## Your instructions:
Pull out every line from the listing that has the word "Манижа".

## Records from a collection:

......

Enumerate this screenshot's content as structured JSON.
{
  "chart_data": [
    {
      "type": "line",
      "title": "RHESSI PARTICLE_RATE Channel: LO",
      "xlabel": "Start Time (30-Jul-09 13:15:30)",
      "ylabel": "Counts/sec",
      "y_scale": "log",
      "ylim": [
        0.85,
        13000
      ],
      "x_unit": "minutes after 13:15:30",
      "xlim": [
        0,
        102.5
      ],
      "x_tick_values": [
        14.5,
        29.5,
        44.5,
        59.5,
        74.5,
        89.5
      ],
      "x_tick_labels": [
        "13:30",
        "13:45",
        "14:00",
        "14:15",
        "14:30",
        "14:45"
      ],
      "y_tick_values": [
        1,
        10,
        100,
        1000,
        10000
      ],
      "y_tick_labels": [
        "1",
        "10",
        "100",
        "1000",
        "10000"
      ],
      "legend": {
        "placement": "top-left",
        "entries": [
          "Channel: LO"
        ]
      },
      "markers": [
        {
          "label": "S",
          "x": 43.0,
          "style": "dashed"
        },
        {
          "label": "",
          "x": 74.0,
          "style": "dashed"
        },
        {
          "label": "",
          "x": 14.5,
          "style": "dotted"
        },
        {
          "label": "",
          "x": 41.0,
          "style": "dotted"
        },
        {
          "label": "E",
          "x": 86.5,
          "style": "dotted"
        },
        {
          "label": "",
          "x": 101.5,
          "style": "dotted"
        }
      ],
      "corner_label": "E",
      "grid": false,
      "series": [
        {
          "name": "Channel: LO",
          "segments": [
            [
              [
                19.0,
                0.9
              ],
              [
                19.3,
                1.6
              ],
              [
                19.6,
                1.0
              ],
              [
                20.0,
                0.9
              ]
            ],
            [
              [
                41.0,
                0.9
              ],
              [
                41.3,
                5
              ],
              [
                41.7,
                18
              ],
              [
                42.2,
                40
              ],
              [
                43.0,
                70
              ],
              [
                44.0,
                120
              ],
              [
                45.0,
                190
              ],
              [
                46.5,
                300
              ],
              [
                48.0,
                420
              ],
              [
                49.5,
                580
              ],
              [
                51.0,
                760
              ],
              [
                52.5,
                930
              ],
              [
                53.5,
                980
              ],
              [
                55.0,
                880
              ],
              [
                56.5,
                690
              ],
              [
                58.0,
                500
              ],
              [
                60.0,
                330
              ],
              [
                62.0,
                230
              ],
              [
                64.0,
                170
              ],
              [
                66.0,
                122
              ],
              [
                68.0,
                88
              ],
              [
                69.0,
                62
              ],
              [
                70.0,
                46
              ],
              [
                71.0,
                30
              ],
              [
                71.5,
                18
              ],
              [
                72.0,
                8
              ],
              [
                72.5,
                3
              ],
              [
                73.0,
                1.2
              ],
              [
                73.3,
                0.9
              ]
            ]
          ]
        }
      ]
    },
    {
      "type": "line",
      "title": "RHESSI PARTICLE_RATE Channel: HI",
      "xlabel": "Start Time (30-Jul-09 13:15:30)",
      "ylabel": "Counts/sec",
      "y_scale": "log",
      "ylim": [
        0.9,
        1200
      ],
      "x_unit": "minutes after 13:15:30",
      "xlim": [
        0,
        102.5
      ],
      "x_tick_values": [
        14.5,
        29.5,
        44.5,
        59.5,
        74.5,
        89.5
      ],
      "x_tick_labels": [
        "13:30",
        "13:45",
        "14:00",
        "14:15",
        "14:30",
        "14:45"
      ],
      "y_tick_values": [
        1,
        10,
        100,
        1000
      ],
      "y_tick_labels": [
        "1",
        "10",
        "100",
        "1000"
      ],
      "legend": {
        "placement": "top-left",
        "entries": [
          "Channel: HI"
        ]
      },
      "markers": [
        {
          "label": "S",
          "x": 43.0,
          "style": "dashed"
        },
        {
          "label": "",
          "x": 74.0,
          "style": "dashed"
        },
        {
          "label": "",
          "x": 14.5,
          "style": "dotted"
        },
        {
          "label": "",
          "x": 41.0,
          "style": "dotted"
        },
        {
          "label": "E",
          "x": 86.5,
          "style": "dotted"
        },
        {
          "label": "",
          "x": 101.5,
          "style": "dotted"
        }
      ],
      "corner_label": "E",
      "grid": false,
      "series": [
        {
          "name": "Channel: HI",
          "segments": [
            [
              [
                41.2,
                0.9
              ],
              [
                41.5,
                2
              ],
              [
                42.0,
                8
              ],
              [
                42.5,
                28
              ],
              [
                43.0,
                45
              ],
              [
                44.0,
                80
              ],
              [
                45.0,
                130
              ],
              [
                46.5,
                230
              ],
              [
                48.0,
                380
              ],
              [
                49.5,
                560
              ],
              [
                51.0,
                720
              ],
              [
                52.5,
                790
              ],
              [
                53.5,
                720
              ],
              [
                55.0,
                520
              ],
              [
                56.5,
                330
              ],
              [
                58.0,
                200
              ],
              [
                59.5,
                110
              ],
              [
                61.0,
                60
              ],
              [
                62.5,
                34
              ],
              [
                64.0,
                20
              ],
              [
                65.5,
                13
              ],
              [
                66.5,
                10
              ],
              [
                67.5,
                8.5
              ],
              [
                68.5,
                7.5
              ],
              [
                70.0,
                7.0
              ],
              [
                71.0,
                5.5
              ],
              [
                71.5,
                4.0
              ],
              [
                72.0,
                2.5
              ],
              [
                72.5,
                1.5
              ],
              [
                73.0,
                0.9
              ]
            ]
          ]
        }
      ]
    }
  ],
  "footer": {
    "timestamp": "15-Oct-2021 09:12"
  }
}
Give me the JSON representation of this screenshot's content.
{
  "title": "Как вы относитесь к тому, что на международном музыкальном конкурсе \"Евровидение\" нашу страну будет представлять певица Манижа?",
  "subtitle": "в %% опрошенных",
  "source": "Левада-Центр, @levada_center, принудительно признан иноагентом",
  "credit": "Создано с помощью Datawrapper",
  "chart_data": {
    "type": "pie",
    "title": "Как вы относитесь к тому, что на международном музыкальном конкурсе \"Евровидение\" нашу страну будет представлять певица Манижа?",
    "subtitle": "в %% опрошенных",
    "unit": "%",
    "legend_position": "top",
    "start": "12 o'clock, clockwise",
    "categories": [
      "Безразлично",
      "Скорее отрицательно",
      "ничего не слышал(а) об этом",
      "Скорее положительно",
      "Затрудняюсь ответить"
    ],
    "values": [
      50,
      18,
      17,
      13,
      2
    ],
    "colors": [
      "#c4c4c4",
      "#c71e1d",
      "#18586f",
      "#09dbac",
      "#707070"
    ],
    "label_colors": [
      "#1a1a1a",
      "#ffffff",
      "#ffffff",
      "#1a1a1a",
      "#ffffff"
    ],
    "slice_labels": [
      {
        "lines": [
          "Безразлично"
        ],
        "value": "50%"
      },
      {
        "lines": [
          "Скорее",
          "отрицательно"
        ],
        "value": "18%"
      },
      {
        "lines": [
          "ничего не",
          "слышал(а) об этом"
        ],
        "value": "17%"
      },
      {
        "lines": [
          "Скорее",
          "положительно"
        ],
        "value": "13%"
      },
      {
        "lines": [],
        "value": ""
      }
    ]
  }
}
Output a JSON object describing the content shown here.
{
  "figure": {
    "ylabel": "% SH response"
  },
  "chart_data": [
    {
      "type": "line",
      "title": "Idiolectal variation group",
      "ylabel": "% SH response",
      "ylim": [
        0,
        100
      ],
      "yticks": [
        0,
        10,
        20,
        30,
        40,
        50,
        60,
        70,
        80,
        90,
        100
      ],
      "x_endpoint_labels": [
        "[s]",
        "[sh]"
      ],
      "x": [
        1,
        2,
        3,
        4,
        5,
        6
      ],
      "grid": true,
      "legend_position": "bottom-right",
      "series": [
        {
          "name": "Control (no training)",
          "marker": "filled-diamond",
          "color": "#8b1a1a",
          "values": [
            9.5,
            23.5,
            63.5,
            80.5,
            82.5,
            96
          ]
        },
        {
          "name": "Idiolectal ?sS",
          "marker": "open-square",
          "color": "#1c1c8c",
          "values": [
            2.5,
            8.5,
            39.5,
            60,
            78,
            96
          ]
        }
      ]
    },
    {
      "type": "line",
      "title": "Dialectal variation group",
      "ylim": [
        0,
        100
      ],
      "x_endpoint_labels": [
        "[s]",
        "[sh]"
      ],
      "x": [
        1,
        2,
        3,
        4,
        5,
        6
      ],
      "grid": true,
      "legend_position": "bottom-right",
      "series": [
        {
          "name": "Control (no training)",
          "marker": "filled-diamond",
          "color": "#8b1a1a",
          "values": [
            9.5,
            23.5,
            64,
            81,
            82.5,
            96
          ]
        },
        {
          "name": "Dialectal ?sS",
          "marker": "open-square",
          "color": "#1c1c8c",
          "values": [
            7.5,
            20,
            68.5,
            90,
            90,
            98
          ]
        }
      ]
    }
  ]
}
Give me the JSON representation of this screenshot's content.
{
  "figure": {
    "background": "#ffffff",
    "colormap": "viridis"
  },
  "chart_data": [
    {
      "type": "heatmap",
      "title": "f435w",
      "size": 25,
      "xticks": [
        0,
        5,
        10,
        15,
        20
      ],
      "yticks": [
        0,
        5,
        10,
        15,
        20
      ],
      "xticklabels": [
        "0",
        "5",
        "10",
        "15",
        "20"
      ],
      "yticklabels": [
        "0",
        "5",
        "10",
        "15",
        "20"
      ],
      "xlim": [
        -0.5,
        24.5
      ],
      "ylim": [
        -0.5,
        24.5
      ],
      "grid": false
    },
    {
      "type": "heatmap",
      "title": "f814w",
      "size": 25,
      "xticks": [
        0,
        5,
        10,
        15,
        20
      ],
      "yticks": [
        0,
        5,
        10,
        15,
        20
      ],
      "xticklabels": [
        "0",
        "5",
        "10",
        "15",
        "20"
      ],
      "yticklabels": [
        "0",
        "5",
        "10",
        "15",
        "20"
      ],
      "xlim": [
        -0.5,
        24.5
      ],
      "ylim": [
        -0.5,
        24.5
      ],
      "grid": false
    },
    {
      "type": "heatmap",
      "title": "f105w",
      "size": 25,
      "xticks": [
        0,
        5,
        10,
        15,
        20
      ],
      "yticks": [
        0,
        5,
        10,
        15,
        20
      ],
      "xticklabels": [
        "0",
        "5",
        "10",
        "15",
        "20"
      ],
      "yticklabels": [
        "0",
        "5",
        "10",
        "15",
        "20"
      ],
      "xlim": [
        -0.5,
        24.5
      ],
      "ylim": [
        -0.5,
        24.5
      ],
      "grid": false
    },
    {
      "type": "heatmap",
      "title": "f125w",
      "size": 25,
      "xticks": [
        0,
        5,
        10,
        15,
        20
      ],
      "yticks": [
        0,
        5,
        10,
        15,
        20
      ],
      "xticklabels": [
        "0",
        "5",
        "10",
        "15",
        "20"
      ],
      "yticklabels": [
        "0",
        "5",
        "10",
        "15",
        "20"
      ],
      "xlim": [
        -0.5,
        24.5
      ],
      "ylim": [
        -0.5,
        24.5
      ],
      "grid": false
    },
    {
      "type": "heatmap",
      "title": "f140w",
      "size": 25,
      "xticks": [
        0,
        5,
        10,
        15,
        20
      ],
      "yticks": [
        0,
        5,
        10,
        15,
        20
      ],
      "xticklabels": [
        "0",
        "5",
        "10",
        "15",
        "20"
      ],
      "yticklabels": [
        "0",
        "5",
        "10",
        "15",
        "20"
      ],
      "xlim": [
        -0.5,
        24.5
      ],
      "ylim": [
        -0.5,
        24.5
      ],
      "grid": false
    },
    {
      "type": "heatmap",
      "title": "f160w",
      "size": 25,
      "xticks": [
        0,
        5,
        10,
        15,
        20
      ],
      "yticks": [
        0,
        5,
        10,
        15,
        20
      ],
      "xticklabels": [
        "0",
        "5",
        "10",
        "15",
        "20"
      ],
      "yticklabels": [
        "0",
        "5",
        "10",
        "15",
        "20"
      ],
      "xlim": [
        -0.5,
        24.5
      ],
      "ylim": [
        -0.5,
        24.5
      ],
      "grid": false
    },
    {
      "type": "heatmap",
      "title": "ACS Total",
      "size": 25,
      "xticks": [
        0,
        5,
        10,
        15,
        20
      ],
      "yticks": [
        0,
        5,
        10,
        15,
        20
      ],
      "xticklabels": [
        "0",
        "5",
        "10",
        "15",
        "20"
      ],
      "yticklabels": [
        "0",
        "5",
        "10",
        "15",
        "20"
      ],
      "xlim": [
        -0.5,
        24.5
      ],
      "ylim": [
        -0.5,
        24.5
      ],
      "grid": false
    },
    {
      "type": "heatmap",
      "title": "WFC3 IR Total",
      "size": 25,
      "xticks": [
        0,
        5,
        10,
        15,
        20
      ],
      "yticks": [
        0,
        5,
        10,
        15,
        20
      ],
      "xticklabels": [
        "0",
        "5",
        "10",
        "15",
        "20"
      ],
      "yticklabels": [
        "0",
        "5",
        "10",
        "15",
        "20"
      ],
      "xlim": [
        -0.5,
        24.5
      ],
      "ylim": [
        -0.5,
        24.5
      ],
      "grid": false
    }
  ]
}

......

## Result of the exercise:
  "title": "Как вы относитесь к тому, что на международном музыкальном конкурсе \"Евровидение\" нашу страну будет представлять певица Манижа?",
    "title": "Как вы относитесь к тому, что на международном музыкальном конкурсе \"Евровидение\" нашу страну будет представлять певица Манижа?",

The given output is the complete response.